- **DATA ROWS**:
*****

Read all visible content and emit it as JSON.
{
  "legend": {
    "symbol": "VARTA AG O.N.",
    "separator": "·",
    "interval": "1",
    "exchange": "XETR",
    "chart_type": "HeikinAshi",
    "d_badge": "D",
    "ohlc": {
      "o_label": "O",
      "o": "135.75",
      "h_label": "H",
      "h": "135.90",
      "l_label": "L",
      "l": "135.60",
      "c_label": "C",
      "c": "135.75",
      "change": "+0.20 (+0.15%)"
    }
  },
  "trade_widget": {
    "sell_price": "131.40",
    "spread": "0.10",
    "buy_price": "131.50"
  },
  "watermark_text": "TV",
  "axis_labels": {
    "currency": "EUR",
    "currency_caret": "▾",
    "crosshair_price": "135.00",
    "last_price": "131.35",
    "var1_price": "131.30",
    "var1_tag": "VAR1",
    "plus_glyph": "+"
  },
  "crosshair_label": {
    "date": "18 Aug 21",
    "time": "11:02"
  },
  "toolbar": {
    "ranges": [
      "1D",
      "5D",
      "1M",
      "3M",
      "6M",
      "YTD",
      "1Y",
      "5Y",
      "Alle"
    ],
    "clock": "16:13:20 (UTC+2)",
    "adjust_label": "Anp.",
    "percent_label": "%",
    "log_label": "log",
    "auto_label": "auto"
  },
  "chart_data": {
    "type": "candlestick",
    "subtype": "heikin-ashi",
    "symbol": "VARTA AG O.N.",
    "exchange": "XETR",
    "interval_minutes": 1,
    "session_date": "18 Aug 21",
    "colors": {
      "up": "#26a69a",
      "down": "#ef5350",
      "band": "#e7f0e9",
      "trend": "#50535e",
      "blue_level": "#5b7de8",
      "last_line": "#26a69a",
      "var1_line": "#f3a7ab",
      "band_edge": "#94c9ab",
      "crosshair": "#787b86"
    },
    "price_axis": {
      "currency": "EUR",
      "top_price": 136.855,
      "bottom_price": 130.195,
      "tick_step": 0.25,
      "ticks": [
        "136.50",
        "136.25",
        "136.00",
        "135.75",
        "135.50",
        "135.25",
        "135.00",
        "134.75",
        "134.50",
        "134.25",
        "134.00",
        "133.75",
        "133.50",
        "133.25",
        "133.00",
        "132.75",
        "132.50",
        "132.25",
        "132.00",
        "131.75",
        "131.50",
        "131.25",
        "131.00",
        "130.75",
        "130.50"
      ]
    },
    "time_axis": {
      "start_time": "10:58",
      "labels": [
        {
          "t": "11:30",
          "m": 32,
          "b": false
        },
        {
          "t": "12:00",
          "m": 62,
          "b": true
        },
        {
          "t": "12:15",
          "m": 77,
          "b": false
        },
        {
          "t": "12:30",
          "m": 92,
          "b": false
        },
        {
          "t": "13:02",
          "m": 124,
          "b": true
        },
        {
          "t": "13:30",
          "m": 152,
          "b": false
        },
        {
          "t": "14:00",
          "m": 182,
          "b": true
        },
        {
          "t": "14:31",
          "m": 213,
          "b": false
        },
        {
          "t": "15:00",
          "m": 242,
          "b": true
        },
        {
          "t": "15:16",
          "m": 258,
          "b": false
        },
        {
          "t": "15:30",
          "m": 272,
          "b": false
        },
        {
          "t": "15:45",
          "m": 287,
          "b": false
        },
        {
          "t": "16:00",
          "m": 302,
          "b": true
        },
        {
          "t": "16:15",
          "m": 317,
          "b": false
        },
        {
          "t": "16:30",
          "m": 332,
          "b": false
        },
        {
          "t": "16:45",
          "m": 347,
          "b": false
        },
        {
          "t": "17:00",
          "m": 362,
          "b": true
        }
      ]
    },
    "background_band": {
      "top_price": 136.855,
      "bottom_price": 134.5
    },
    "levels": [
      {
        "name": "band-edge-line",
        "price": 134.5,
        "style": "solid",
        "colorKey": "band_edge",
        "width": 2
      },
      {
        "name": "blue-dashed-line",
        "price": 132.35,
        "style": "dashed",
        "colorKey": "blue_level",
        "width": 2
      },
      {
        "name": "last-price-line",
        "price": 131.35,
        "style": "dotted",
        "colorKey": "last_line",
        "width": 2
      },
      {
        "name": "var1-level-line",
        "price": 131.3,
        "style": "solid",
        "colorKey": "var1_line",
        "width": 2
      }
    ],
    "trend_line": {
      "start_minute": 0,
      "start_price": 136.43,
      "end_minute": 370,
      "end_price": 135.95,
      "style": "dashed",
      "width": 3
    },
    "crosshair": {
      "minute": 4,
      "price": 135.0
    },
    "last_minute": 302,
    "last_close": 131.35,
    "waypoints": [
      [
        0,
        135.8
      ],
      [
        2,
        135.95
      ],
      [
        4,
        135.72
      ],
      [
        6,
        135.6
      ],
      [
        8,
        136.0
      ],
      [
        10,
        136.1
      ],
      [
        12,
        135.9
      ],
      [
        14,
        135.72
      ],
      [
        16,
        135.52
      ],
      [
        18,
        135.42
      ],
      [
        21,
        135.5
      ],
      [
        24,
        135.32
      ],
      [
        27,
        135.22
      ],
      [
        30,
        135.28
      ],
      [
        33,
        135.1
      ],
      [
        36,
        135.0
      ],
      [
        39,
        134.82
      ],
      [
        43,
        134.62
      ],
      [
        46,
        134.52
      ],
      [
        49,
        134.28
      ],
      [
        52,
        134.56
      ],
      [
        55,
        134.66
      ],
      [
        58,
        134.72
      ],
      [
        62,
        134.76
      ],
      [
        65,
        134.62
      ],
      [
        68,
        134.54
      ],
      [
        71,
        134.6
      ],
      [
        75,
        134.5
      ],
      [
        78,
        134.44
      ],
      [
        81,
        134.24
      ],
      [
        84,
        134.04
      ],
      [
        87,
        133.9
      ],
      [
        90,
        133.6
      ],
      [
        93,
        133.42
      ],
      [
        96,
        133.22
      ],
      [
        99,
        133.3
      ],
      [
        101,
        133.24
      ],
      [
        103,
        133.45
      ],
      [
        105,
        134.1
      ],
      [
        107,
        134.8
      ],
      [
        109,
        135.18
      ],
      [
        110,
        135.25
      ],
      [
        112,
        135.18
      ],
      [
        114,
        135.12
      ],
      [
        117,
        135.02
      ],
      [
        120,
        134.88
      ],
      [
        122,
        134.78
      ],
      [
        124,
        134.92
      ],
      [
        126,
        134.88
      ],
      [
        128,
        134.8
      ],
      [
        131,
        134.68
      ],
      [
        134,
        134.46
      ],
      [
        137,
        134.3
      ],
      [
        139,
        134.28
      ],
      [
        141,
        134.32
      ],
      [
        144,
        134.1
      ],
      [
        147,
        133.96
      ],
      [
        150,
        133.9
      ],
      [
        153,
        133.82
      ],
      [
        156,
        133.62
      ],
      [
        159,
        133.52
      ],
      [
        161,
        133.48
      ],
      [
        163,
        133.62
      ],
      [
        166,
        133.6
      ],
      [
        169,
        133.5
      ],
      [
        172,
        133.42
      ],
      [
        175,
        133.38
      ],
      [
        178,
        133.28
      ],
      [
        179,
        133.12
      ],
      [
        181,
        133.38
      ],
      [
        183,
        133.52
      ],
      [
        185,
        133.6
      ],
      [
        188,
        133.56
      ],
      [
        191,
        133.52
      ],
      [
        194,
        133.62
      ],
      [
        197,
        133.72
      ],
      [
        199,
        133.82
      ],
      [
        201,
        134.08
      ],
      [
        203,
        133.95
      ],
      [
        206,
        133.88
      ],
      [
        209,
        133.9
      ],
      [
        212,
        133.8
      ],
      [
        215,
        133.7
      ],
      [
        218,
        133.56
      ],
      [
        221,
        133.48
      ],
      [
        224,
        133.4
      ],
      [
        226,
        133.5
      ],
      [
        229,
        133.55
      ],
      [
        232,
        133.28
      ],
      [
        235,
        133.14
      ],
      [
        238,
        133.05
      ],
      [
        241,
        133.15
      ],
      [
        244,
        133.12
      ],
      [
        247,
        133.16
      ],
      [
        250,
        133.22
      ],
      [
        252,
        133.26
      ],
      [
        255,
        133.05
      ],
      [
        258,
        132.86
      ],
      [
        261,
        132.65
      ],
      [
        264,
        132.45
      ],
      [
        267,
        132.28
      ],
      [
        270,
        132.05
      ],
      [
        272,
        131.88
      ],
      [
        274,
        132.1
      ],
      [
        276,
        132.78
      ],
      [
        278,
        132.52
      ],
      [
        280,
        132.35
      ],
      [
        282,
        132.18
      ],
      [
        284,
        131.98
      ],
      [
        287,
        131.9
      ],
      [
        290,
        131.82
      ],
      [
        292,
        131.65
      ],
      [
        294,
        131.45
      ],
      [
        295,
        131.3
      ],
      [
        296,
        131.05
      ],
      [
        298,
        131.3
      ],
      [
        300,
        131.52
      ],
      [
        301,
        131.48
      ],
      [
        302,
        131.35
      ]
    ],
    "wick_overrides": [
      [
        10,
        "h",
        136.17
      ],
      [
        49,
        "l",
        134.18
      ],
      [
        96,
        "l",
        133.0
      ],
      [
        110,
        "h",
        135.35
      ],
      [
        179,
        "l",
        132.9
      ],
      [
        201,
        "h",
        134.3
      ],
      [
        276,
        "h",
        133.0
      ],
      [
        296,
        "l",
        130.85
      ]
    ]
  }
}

*****

- **WHAT IS ASKED**: Pull out every line in the data above that has the word "name".

- **WRITTEN RESPONSE**:
        "name": "band-edge-line",
        "name": "blue-dashed-line",
        "name": "last-price-line",
        "name": "var1-level-line",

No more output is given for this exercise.